### WRITTEN EXERCISE
Output each line of the material exactly as it stands.

# Start of EXERCISE INPUT

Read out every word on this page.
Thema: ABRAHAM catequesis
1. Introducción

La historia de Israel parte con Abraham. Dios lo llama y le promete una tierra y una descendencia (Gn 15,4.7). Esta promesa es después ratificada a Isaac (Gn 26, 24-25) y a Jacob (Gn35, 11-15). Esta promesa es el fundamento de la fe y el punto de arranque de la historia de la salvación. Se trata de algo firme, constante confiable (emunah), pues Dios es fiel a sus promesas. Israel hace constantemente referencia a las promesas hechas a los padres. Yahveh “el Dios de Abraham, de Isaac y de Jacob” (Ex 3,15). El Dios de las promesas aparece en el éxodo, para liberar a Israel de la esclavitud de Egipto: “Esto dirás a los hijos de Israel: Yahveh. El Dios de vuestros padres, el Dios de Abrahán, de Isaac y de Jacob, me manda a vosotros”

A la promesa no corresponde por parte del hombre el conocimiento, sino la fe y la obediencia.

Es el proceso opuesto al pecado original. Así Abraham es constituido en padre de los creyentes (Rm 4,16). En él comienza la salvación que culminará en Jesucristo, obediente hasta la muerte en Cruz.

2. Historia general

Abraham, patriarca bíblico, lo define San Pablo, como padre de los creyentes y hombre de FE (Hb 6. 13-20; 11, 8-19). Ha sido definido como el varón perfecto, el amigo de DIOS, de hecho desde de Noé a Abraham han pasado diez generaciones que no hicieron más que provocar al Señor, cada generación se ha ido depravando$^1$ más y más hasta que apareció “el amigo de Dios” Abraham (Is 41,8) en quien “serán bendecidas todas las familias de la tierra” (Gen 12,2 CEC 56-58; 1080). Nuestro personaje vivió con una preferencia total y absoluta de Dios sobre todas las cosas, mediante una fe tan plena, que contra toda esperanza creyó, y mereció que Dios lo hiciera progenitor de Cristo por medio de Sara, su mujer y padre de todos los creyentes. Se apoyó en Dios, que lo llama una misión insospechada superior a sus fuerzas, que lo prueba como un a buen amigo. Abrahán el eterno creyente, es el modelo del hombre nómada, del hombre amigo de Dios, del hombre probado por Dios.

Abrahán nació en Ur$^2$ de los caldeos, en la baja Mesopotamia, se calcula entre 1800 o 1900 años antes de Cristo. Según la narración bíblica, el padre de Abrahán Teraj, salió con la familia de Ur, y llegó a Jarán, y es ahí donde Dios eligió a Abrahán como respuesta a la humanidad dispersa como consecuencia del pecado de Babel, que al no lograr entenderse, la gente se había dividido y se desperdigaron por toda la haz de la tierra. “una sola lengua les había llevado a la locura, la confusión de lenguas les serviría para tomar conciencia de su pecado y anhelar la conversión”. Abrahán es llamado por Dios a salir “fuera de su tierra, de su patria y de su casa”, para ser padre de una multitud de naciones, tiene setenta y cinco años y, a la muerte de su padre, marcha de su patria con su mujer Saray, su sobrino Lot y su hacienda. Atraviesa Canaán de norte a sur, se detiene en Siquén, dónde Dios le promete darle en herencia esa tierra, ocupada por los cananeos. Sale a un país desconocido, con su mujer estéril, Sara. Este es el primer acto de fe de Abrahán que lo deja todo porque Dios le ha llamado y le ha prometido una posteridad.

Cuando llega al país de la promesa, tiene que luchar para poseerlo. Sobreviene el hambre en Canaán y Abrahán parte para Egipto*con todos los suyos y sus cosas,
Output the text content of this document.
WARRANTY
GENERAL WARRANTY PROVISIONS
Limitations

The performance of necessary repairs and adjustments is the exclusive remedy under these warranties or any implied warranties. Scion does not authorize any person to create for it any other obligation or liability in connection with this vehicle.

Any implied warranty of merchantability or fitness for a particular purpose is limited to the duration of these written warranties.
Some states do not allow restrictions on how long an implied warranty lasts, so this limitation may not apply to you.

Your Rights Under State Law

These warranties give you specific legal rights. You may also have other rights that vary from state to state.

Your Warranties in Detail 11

# End of EXERCISE INPUT

### FULL SOLUTION
Read out every word on this page.
Thema: ABRAHAM catequesis
1. Introducción

La historia de Israel parte con Abraham. Dios lo llama y le promete una tierra y una descendencia (Gn 15,4.7). Esta promesa es después ratificada a Isaac (Gn 26, 24-25) y a Jacob (Gn35, 11-15). Esta promesa es el fundamento de la fe y el punto de arranque de la historia de la salvación. Se trata de algo firme, constante confiable (emunah), pues Dios es fiel a sus promesas. Israel hace constantemente referencia a las promesas hechas a los padres. Yahveh “el Dios de Abraham, de Isaac y de Jacob” (Ex 3,15). El Dios de las promesas aparece en el éxodo, para liberar a Israel de la esclavitud de Egipto: “Esto dirás a los hijos de Israel: Yahveh. El Dios de vuestros padres, el Dios de Abrahán, de Isaac y de Jacob, me manda a vosotros”

A la promesa no corresponde por parte del hombre el conocimiento, sino la fe y la obediencia.

Es el proceso opuesto al pecado original. Así Abraham es constituido en padre de los creyentes (Rm 4,16). En él comienza la salvación que culminará en Jesucristo, obediente hasta la muerte en Cruz.

2. Historia general

Abraham, patriarca bíblico, lo define San Pablo, como padre de los creyentes y hombre de FE (Hb 6. 13-20; 11, 8-19). Ha sido definido como el varón perfecto, el amigo de DIOS, de hecho desde de Noé a Abraham han pasado diez generaciones que no hicieron más que provocar al Señor, cada generación se ha ido depravando$^1$ más y más hasta que apareció “el amigo de Dios” Abraham (Is 41,8) en quien “serán bendecidas todas las familias de la tierra” (Gen 12,2 CEC 56-58; 1080). Nuestro personaje vivió con una preferencia total y absoluta de Dios sobre todas las cosas, mediante una fe tan plena, que contra toda esperanza creyó, y mereció que Dios lo hiciera progenitor de Cristo por medio de Sara, su mujer y padre de todos los creyentes. Se apoyó en Dios, que lo llama una misión insospechada superior a sus fuerzas, que lo prueba como un a buen amigo. Abrahán el eterno creyente, es el modelo del hombre nómada, del hombre amigo de Dios, del hombre probado por Dios.

Abrahán nació en Ur$^2$ de los caldeos, en la baja Mesopotamia, se calcula entre 1800 o 1900 años antes de Cristo. Según la narración bíblica, el padre de Abrahán Teraj, salió con la familia de Ur, y llegó a Jarán, y es ahí donde Dios eligió a Abrahán como respuesta a la humanidad dispersa como consecuencia del pecado de Babel, que al no lograr entenderse, la gente se había dividido y se desperdigaron por toda la haz de la tierra. “una sola lengua les había llevado a la locura, la confusión de lenguas les serviría para tomar conciencia de su pecado y anhelar la conversión”. Abrahán es llamado por Dios a salir “fuera de su tierra, de su patria y de su casa”, para ser padre de una multitud de naciones, tiene setenta y cinco años y, a la muerte de su padre, marcha de su patria con su mujer Saray, su sobrino Lot y su hacienda. Atraviesa Canaán de norte a sur, se detiene en Siquén, dónde Dios le promete darle en herencia esa tierra, ocupada por los cananeos. Sale a un país desconocido, con su mujer estéril, Sara. Este es el primer acto de fe de Abrahán que lo deja todo porque Dios le ha llamado y le ha prometido una posteridad.

Cuando llega al país de la promesa, tiene que luchar para poseerlo. Sobreviene el hambre en Canaán y Abrahán parte para Egipto*con todos los suyos y sus cosas,
Output the text content of this document.
WARRANTY
GENERAL WARRANTY PROVISIONS
Limitations

The performance of necessary repairs and adjustments is the exclusive remedy under these warranties or any implied warranties. Scion does not authorize any person to create for it any other obligation or liability in connection with this vehicle.

Any implied warranty of merchantability or fitness for a particular purpose is limited to the duration of these written warranties.
Some states do not allow restrictions on how long an implied warranty lasts, so this limitation may not apply to you.

Your Rights Under State Law

These warranties give you specific legal rights. You may also have other rights that vary from state to state.

Your Warranties in Detail 11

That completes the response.